>> Begin

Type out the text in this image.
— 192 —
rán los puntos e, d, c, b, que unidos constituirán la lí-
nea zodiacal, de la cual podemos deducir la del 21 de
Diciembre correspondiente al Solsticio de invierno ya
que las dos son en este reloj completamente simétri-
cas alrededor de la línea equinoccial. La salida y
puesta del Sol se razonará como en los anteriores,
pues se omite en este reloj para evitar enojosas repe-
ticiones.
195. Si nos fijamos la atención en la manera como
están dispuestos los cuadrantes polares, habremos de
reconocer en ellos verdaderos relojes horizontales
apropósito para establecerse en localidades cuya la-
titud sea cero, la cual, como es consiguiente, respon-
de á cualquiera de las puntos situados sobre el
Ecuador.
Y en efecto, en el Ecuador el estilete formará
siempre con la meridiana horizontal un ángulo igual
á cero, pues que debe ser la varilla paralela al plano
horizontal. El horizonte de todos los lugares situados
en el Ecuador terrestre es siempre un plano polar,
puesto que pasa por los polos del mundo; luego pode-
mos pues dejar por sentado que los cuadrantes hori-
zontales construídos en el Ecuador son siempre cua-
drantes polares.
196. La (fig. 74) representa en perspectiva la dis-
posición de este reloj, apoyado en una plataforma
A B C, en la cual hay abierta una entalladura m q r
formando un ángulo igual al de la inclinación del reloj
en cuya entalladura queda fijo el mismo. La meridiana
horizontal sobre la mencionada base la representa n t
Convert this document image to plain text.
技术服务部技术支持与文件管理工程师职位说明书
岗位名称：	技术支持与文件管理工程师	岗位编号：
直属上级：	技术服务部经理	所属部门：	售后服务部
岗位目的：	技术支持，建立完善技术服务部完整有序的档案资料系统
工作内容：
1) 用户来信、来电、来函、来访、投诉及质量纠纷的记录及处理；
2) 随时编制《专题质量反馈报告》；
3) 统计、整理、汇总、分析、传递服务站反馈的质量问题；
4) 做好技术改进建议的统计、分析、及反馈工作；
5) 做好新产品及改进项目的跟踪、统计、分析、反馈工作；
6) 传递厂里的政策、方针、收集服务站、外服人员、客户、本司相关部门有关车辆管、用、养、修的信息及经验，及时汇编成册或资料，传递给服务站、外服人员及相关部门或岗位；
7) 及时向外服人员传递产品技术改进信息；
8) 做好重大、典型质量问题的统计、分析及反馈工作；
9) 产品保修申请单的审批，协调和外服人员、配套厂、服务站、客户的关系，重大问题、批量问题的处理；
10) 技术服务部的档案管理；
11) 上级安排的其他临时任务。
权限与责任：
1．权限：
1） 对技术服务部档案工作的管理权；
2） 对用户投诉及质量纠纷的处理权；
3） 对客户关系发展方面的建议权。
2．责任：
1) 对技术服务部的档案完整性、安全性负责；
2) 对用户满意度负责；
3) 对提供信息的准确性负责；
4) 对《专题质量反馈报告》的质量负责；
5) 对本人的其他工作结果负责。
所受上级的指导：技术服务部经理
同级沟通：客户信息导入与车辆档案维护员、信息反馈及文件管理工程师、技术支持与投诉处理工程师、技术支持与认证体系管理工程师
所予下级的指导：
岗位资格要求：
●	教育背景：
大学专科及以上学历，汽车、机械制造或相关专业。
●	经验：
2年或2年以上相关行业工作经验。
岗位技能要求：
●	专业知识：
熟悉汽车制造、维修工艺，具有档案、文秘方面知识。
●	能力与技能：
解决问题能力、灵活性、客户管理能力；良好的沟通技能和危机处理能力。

>> End

THE PROBLEM
Return the listing above in its exact form.

WRITTEN RESPONSE
Type out the text in this image.
— 192 —
rán los puntos e, d, c, b, que unidos constituirán la lí-
nea zodiacal, de la cual podemos deducir la del 21 de
Diciembre correspondiente al Solsticio de invierno ya
que las dos son en este reloj completamente simétri-
cas alrededor de la línea equinoccial. La salida y
puesta del Sol se razonará como en los anteriores,
pues se omite en este reloj para evitar enojosas repe-
ticiones.
195. Si nos fijamos la atención en la manera como
están dispuestos los cuadrantes polares, habremos de
reconocer en ellos verdaderos relojes horizontales
apropósito para establecerse en localidades cuya la-
titud sea cero, la cual, como es consiguiente, respon-
de á cualquiera de las puntos situados sobre el
Ecuador.
Y en efecto, en el Ecuador el estilete formará
siempre con la meridiana horizontal un ángulo igual
á cero, pues que debe ser la varilla paralela al plano
horizontal. El horizonte de todos los lugares situados
en el Ecuador terrestre es siempre un plano polar,
puesto que pasa por los polos del mundo; luego pode-
mos pues dejar por sentado que los cuadrantes hori-
zontales construídos en el Ecuador son siempre cua-
drantes polares.
196. La (fig. 74) representa en perspectiva la dis-
posición de este reloj, apoyado en una plataforma
A B C, en la cual hay abierta una entalladura m q r
formando un ángulo igual al de la inclinación del reloj
en cuya entalladura queda fijo el mismo. La meridiana
horizontal sobre la mencionada base la representa n t
Convert this document image to plain text.
技术服务部技术支持与文件管理工程师职位说明书
岗位名称：	技术支持与文件管理工程师	岗位编号：
直属上级：	技术服务部经理	所属部门：	售后服务部
岗位目的：	技术支持，建立完善技术服务部完整有序的档案资料系统
工作内容：
1) 用户来信、来电、来函、来访、投诉及质量纠纷的记录及处理；
2) 随时编制《专题质量反馈报告》；
3) 统计、整理、汇总、分析、传递服务站反馈的质量问题；
4) 做好技术改进建议的统计、分析、及反馈工作；
5) 做好新产品及改进项目的跟踪、统计、分析、反馈工作；
6) 传递厂里的政策、方针、收集服务站、外服人员、客户、本司相关部门有关车辆管、用、养、修的信息及经验，及时汇编成册或资料，传递给服务站、外服人员及相关部门或岗位；
7) 及时向外服人员传递产品技术改进信息；
8) 做好重大、典型质量问题的统计、分析及反馈工作；
9) 产品保修申请单的审批，协调和外服人员、配套厂、服务站、客户的关系，重大问题、批量问题的处理；
10) 技术服务部的档案管理；
11) 上级安排的其他临时任务。
权限与责任：
1．权限：
1） 对技术服务部档案工作的管理权；
2） 对用户投诉及质量纠纷的处理权；
3） 对客户关系发展方面的建议权。
2．责任：
1) 对技术服务部的档案完整性、安全性负责；
2) 对用户满意度负责；
3) 对提供信息的准确性负责；
4) 对《专题质量反馈报告》的质量负责；
5) 对本人的其他工作结果负责。
所受上级的指导：技术服务部经理
同级沟通：客户信息导入与车辆档案维护员、信息反馈及文件管理工程师、技术支持与投诉处理工程师、技术支持与认证体系管理工程师
所予下级的指导：
岗位资格要求：
●	教育背景：
大学专科及以上学历，汽车、机械制造或相关专业。
●	经验：
2年或2年以上相关行业工作经验。
岗位技能要求：
●	专业知识：
熟悉汽车制造、维修工艺，具有档案、文秘方面知识。
●	能力与技能：
解决问题能力、灵活性、客户管理能力；良好的沟通技能和危机处理能力。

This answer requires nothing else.